**WHAT YOU NEED TO DO:** Set down the material once more, exactly as it appears.

**DATA EXCERPTS:**

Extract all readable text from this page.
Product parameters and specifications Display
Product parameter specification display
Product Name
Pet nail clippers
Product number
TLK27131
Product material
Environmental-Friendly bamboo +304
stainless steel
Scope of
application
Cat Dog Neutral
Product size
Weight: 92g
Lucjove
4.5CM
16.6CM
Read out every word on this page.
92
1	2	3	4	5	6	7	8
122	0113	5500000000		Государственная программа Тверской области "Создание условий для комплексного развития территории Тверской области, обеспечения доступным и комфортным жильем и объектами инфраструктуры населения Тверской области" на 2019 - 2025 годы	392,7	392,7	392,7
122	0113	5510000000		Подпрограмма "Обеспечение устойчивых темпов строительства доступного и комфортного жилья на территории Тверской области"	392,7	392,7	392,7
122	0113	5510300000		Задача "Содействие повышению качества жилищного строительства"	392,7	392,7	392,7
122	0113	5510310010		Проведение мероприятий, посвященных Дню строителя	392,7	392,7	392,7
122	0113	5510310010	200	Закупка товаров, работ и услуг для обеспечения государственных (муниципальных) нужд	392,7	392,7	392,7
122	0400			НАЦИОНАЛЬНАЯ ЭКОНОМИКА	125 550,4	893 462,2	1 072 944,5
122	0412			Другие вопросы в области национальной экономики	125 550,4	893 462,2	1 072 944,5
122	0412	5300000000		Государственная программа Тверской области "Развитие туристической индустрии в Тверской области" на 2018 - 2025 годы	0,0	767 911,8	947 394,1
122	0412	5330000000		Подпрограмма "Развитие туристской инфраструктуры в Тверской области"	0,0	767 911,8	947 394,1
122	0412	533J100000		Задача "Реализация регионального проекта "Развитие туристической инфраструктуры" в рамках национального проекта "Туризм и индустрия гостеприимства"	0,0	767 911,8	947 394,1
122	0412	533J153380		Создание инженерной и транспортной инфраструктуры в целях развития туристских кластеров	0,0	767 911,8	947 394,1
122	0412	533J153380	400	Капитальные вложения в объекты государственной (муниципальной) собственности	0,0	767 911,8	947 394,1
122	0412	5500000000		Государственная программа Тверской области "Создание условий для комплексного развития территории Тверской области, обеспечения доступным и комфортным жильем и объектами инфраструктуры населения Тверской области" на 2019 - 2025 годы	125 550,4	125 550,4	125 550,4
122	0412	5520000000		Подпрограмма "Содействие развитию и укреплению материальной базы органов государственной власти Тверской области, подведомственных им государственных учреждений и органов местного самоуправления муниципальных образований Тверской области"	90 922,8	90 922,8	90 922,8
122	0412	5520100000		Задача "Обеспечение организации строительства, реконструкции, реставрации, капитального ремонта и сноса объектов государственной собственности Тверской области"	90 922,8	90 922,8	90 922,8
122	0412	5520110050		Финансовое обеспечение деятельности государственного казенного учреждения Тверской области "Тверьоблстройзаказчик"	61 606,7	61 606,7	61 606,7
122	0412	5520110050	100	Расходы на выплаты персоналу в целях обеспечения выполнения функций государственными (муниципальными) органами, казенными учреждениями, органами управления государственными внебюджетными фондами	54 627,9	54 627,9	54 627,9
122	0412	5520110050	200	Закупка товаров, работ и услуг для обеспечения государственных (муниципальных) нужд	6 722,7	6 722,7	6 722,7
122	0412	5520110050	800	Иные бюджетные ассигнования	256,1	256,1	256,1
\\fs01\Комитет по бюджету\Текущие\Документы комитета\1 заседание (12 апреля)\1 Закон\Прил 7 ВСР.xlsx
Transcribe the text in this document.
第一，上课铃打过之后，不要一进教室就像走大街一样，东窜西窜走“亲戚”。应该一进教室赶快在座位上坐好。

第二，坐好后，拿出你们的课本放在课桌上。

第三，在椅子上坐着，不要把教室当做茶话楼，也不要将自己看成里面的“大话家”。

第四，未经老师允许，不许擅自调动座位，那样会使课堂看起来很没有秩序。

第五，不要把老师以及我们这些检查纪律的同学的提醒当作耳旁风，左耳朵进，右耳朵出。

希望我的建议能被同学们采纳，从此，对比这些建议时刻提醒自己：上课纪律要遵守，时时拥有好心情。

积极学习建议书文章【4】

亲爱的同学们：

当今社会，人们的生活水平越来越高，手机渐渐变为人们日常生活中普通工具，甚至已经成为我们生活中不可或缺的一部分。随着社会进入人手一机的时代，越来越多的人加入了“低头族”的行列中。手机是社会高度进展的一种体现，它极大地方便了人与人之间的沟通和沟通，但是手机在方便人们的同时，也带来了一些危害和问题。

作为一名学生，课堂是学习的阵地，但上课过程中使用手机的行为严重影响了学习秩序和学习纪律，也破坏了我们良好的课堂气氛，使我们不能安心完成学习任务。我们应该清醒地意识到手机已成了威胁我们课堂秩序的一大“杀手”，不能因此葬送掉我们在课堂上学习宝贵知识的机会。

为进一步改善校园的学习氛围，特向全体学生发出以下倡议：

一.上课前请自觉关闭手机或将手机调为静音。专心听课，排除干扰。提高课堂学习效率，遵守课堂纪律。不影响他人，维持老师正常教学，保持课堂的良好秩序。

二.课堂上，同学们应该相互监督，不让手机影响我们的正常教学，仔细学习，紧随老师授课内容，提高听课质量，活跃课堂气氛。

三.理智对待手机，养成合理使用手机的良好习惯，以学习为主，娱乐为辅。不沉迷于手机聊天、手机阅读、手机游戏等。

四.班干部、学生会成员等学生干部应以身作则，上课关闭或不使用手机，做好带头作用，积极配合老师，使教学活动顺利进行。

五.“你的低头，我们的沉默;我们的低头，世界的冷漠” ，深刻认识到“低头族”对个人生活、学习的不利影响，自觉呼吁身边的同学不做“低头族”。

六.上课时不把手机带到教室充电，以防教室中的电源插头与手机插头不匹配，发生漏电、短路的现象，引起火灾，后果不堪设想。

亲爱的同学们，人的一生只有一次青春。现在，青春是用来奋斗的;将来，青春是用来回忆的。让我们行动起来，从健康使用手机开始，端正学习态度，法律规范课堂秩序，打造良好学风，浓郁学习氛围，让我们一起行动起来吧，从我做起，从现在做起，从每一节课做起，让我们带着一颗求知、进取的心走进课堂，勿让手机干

**EXERCISE OUTPUT:**
Extract all readable text from this page.
Product parameters and specifications Display
Product parameter specification display
Product Name
Pet nail clippers
Product number
TLK27131
Product material
Environmental-Friendly bamboo +304
stainless steel
Scope of
application
Cat Dog Neutral
Product size
Weight: 92g
Lucjove
4.5CM
16.6CM
Read out every word on this page.
92
1	2	3	4	5	6	7	8
122	0113	5500000000		Государственная программа Тверской области "Создание условий для комплексного развития территории Тверской области, обеспечения доступным и комфортным жильем и объектами инфраструктуры населения Тверской области" на 2019 - 2025 годы	392,7	392,7	392,7
122	0113	5510000000		Подпрограмма "Обеспечение устойчивых темпов строительства доступного и комфортного жилья на территории Тверской области"	392,7	392,7	392,7
122	0113	5510300000		Задача "Содействие повышению качества жилищного строительства"	392,7	392,7	392,7
122	0113	5510310010		Проведение мероприятий, посвященных Дню строителя	392,7	392,7	392,7
122	0113	5510310010	200	Закупка товаров, работ и услуг для обеспечения государственных (муниципальных) нужд	392,7	392,7	392,7
122	0400			НАЦИОНАЛЬНАЯ ЭКОНОМИКА	125 550,4	893 462,2	1 072 944,5
122	0412			Другие вопросы в области национальной экономики	125 550,4	893 462,2	1 072 944,5
122	0412	5300000000		Государственная программа Тверской области "Развитие туристической индустрии в Тверской области" на 2018 - 2025 годы	0,0	767 911,8	947 394,1
122	0412	5330000000		Подпрограмма "Развитие туристской инфраструктуры в Тверской области"	0,0	767 911,8	947 394,1
122	0412	533J100000		Задача "Реализация регионального проекта "Развитие туристической инфраструктуры" в рамках национального проекта "Туризм и индустрия гостеприимства"	0,0	767 911,8	947 394,1
122	0412	533J153380		Создание инженерной и транспортной инфраструктуры в целях развития туристских кластеров	0,0	767 911,8	947 394,1
122	0412	533J153380	400	Капитальные вложения в объекты государственной (муниципальной) собственности	0,0	767 911,8	947 394,1
122	0412	5500000000		Государственная программа Тверской области "Создание условий для комплексного развития территории Тверской области, обеспечения доступным и комфортным жильем и объектами инфраструктуры населения Тверской области" на 2019 - 2025 годы	125 550,4	125 550,4	125 550,4
122	0412	5520000000		Подпрограмма "Содействие развитию и укреплению материальной базы органов государственной власти Тверской области, подведомственных им государственных учреждений и органов местного самоуправления муниципальных образований Тверской области"	90 922,8	90 922,8	90 922,8
122	0412	5520100000		Задача "Обеспечение организации строительства, реконструкции, реставрации, капитального ремонта и сноса объектов государственной собственности Тверской области"	90 922,8	90 922,8	90 922,8
122	0412	5520110050		Финансовое обеспечение деятельности государственного казенного учреждения Тверской области "Тверьоблстройзаказчик"	61 606,7	61 606,7	61 606,7
122	0412	5520110050	100	Расходы на выплаты персоналу в целях обеспечения выполнения функций государственными (муниципальными) органами, казенными учреждениями, органами управления государственными внебюджетными фондами	54 627,9	54 627,9	54 627,9
122	0412	5520110050	200	Закупка товаров, работ и услуг для обеспечения государственных (муниципальных) нужд	6 722,7	6 722,7	6 722,7
122	0412	5520110050	800	Иные бюджетные ассигнования	256,1	256,1	256,1
\\fs01\Комитет по бюджету\Текущие\Документы комитета\1 заседание (12 апреля)\1 Закон\Прил 7 ВСР.xlsx
Transcribe the text in this document.
第一，上课铃打过之后，不要一进教室就像走大街一样，东窜西窜走“亲戚”。应该一进教室赶快在座位上坐好。

第二，坐好后，拿出你们的课本放在课桌上。

第三，在椅子上坐着，不要把教室当做茶话楼，也不要将自己看成里面的“大话家”。

第四，未经老师允许，不许擅自调动座位，那样会使课堂看起来很没有秩序。

第五，不要把老师以及我们这些检查纪律的同学的提醒当作耳旁风，左耳朵进，右耳朵出。

希望我的建议能被同学们采纳，从此，对比这些建议时刻提醒自己：上课纪律要遵守，时时拥有好心情。

积极学习建议书文章【4】

亲爱的同学们：

当今社会，人们的生活水平越来越高，手机渐渐变为人们日常生活中普通工具，甚至已经成为我们生活中不可或缺的一部分。随着社会进入人手一机的时代，越来越多的人加入了“低头族”的行列中。手机是社会高度进展的一种体现，它极大地方便了人与人之间的沟通和沟通，但是手机在方便人们的同时，也带来了一些危害和问题。

作为一名学生，课堂是学习的阵地，但上课过程中使用手机的行为严重影响了学习秩序和学习纪律，也破坏了我们良好的课堂气氛，使我们不能安心完成学习任务。我们应该清醒地意识到手机已成了威胁我们课堂秩序的一大“杀手”，不能因此葬送掉我们在课堂上学习宝贵知识的机会。

为进一步改善校园的学习氛围，特向全体学生发出以下倡议：

一.上课前请自觉关闭手机或将手机调为静音。专心听课，排除干扰。提高课堂学习效率，遵守课堂纪律。不影响他人，维持老师正常教学，保持课堂的良好秩序。

二.课堂上，同学们应该相互监督，不让手机影响我们的正常教学，仔细学习，紧随老师授课内容，提高听课质量，活跃课堂气氛。

三.理智对待手机，养成合理使用手机的良好习惯，以学习为主，娱乐为辅。不沉迷于手机聊天、手机阅读、手机游戏等。

四.班干部、学生会成员等学生干部应以身作则，上课关闭或不使用手机，做好带头作用，积极配合老师，使教学活动顺利进行。

五.“你的低头，我们的沉默;我们的低头，世界的冷漠” ，深刻认识到“低头族”对个人生活、学习的不利影响，自觉呼吁身边的同学不做“低头族”。

六.上课时不把手机带到教室充电，以防教室中的电源插头与手机插头不匹配，发生漏电、短路的现象，引起火灾，后果不堪设想。

亲爱的同学们，人的一生只有一次青春。现在，青春是用来奋斗的;将来，青春是用来回忆的。让我们行动起来，从健康使用手机开始，端正学习态度，法律规范课堂秩序，打造良好学风，浓郁学习氛围，让我们一起行动起来吧，从我做起，从现在做起，从每一节课做起，让我们带着一颗求知、进取的心走进课堂，勿让手机干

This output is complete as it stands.